Copy, from the entries below, each line in which the string "para" appears.

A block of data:
┄┄┄┄┄┄

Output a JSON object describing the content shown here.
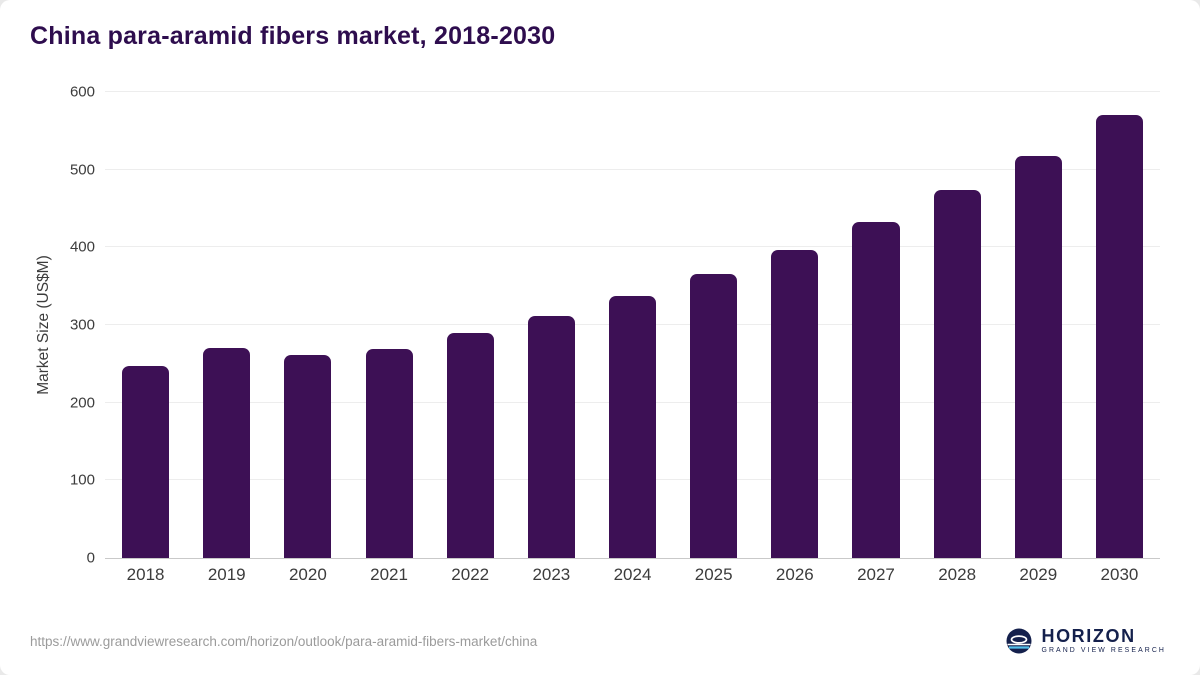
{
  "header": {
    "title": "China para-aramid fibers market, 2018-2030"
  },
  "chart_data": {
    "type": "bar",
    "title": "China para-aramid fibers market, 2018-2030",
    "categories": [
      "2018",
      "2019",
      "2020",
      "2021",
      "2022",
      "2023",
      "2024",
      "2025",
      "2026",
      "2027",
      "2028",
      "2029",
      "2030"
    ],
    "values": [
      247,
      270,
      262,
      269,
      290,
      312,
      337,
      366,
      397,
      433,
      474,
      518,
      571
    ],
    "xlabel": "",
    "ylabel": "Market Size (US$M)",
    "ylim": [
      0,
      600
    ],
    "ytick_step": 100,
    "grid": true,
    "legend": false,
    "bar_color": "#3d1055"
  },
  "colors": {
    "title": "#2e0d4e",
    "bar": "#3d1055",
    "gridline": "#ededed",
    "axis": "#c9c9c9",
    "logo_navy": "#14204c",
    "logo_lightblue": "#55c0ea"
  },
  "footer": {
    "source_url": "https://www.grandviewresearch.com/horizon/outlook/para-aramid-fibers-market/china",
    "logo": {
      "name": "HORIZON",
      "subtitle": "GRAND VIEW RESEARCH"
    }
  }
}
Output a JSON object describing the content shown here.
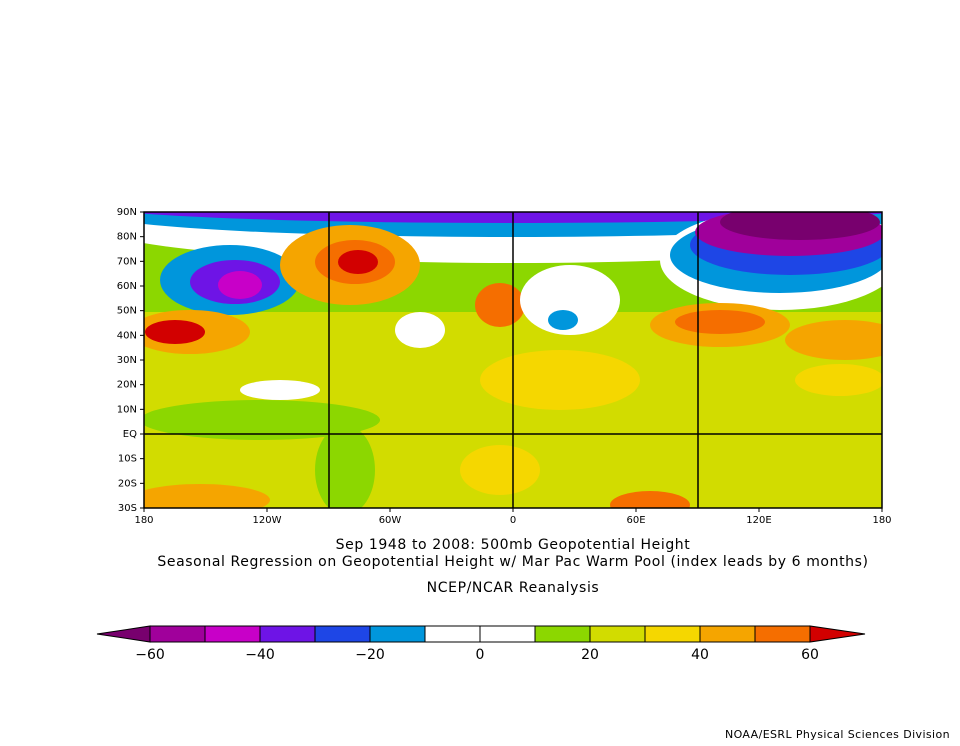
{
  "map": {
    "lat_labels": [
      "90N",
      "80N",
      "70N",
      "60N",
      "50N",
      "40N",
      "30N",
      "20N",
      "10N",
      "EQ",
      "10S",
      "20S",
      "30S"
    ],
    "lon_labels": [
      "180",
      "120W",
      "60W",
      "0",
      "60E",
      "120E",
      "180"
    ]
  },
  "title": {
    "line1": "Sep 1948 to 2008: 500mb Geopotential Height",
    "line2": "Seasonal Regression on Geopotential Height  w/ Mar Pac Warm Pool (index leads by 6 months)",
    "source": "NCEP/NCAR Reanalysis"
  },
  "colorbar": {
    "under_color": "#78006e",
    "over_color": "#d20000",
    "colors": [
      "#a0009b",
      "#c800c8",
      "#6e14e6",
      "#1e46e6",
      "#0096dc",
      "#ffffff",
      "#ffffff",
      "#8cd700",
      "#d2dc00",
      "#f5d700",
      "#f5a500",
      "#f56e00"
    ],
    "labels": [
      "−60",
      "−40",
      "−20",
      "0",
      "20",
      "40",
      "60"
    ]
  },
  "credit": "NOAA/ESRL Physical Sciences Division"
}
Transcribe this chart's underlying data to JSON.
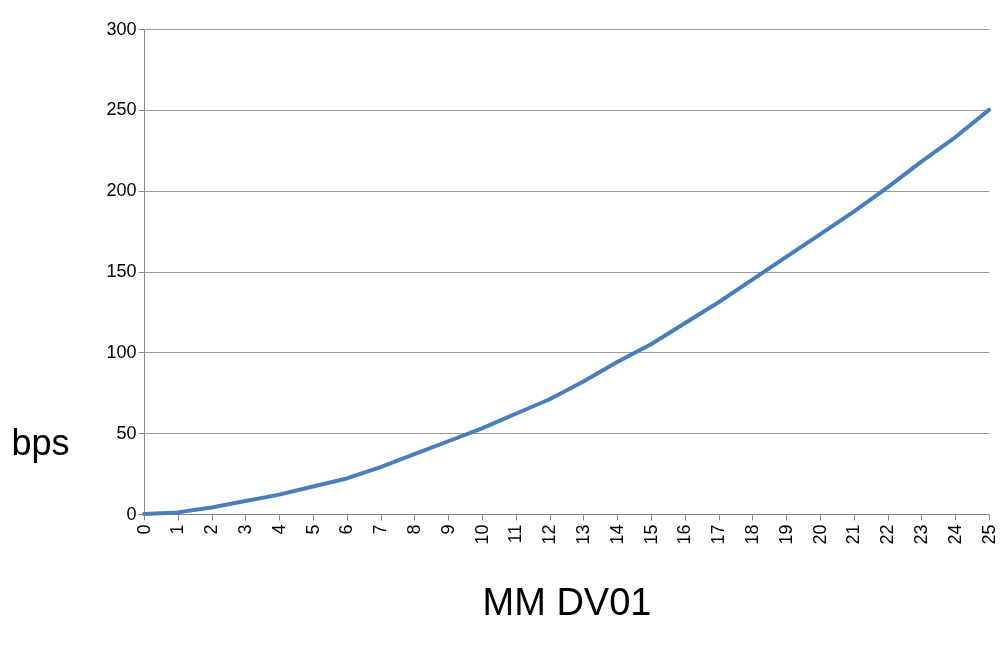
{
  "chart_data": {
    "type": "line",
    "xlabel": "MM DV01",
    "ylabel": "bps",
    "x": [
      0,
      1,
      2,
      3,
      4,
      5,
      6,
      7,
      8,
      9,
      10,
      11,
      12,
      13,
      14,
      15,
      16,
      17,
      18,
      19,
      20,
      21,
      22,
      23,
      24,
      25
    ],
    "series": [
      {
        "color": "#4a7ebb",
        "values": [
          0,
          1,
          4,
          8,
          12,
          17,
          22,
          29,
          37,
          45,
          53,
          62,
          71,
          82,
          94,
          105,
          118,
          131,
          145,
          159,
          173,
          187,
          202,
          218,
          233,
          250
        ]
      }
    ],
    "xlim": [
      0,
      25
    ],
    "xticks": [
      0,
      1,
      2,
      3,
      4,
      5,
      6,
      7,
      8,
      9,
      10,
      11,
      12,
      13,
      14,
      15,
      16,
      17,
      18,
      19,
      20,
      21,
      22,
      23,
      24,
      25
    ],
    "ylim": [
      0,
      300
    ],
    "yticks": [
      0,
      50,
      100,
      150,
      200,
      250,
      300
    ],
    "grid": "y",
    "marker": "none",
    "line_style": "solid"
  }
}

┄┄┄┄┄┄

◆ **The output**:
    "title": "China para-aramid fibers market, 2018-2030"
    "title": "China para-aramid fibers market, 2018-2030",
    "source_url": "https://www.grandviewresearch.com/horizon/outlook/para-aramid-fibers-market/china",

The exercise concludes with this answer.